'''
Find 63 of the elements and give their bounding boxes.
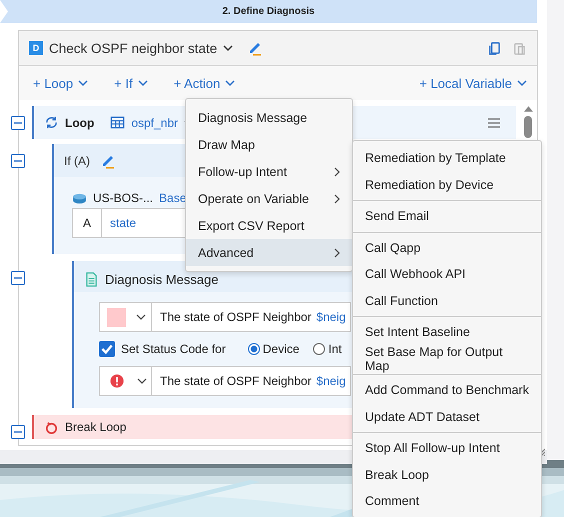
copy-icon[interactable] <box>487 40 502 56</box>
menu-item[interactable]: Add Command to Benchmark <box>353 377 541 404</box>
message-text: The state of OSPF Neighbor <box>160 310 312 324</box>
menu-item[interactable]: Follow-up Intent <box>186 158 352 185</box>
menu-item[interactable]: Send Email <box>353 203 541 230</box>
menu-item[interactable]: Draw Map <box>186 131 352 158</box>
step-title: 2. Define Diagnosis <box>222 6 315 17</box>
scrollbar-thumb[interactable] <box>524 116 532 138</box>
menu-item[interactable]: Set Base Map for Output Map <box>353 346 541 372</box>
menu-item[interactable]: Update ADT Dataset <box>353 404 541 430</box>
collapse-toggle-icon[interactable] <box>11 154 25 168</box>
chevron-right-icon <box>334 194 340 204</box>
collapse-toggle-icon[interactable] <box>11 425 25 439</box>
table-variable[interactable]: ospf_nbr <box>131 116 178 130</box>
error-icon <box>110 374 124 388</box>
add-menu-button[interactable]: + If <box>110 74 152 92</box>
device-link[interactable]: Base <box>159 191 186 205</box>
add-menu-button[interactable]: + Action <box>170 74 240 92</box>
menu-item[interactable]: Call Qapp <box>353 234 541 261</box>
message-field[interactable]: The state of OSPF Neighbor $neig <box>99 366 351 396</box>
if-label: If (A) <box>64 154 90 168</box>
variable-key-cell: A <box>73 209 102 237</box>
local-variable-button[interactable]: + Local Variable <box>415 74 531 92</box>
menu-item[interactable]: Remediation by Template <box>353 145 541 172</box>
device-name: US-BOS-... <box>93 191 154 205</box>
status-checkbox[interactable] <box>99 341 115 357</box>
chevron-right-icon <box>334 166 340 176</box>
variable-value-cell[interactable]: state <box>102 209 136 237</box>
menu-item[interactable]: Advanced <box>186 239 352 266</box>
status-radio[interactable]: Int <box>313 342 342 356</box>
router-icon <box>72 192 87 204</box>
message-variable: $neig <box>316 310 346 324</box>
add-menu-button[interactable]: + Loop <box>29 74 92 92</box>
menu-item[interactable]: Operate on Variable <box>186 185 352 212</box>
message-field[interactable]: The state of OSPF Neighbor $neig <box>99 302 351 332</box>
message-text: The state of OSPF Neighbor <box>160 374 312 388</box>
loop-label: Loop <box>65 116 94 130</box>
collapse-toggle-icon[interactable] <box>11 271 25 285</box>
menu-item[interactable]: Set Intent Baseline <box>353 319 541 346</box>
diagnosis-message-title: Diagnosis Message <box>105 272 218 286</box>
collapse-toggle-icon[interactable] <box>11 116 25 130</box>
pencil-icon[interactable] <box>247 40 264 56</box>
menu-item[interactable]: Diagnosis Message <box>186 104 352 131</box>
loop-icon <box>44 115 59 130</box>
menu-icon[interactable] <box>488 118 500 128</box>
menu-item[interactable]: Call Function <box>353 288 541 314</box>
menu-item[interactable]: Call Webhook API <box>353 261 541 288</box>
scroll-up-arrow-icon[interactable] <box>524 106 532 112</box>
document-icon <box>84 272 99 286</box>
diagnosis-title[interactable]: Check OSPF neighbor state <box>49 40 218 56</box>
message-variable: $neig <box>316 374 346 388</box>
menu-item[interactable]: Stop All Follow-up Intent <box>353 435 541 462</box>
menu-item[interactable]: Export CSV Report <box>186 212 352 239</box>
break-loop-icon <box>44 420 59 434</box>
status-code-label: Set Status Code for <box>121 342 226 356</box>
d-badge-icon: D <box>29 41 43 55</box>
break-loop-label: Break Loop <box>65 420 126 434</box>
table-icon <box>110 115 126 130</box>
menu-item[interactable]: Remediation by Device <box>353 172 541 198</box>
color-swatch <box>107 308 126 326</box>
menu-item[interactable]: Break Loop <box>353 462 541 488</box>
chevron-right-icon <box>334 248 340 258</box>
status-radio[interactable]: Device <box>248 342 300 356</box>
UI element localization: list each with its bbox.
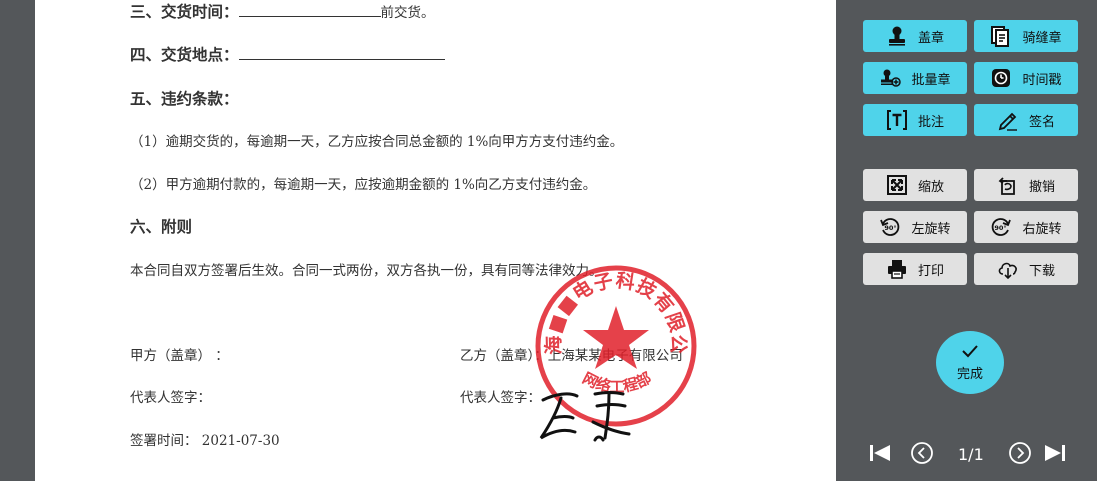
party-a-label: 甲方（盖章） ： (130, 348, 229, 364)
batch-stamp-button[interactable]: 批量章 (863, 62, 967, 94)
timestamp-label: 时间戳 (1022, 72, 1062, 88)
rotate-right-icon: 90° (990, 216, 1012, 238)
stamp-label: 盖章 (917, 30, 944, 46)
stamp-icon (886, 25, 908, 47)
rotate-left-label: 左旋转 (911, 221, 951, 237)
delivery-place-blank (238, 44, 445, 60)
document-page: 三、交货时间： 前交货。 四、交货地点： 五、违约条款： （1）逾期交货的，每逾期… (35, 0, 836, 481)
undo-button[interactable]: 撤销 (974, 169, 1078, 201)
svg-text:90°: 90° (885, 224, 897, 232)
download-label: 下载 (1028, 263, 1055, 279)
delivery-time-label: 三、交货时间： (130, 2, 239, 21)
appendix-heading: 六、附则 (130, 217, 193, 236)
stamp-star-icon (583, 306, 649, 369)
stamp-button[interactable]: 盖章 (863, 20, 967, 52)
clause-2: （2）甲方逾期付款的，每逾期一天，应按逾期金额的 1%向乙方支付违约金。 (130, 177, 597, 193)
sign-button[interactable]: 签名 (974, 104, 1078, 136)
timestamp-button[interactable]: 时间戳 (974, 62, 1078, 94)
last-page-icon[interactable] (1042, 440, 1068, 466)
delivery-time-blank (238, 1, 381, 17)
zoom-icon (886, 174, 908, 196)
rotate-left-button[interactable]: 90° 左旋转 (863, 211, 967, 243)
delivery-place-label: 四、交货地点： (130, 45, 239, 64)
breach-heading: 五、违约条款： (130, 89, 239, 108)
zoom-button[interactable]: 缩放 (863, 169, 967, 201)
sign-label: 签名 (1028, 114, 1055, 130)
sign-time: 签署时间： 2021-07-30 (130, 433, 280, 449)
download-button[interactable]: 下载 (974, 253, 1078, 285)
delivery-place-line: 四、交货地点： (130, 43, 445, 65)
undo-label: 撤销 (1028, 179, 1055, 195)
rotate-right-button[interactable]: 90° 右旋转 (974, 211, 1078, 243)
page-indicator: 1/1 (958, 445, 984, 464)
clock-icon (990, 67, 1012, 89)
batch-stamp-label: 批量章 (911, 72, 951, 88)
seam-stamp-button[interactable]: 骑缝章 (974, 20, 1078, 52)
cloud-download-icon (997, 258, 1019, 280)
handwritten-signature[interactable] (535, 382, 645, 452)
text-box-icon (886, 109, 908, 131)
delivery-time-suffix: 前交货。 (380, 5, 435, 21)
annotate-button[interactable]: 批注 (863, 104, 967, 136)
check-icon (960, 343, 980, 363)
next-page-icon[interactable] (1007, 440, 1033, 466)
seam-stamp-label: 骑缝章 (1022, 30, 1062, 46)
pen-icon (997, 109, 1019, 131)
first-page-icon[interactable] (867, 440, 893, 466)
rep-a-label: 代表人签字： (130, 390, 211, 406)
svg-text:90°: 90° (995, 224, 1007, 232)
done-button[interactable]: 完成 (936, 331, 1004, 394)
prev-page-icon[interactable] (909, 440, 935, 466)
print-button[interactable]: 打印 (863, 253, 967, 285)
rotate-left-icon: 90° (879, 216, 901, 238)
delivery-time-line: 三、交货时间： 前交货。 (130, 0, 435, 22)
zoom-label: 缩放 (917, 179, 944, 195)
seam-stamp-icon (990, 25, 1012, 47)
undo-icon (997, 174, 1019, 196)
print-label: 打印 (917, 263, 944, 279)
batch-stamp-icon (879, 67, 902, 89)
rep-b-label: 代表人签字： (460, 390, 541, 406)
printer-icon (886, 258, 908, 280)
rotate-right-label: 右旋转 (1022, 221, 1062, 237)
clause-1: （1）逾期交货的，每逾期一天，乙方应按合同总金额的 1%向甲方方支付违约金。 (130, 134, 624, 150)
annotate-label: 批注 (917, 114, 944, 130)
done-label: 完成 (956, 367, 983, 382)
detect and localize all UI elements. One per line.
'''
TASK TO COMPLETE:
Copy the lines from the one containing "party-a-label: 甲方（盖章） ： (130, 348, 229, 364)" to the one containing "delivery-time-blank (238, 1, 381, 17)", reproducing each without any change.

TASK RESPONSE:
party-a-label: 甲方（盖章） ： (130, 348, 229, 364)
batch-stamp-button[interactable]: 批量章 (863, 62, 967, 94)
timestamp-label: 时间戳 (1022, 72, 1062, 88)
rotate-right-icon: 90° (990, 216, 1012, 238)
stamp-label: 盖章 (917, 30, 944, 46)
stamp-icon (886, 25, 908, 47)
rotate-left-label: 左旋转 (911, 221, 951, 237)
delivery-place-blank (238, 44, 445, 60)
document-page: 三、交货时间： 前交货。 四、交货地点： 五、违约条款： （1）逾期交货的，每逾期… (35, 0, 836, 481)
undo-button[interactable]: 撤销 (974, 169, 1078, 201)
svg-text:90°: 90° (885, 224, 897, 232)
download-label: 下载 (1028, 263, 1055, 279)
delivery-time-label: 三、交货时间： (130, 2, 239, 21)
appendix-heading: 六、附则 (130, 217, 193, 236)
stamp-star-icon (583, 306, 649, 369)
stamp-button[interactable]: 盖章 (863, 20, 967, 52)
clause-2: （2）甲方逾期付款的，每逾期一天，应按逾期金额的 1%向乙方支付违约金。 (130, 177, 597, 193)
sign-button[interactable]: 签名 (974, 104, 1078, 136)
timestamp-button[interactable]: 时间戳 (974, 62, 1078, 94)
last-page-icon[interactable] (1042, 440, 1068, 466)
delivery-time-blank (238, 1, 381, 17)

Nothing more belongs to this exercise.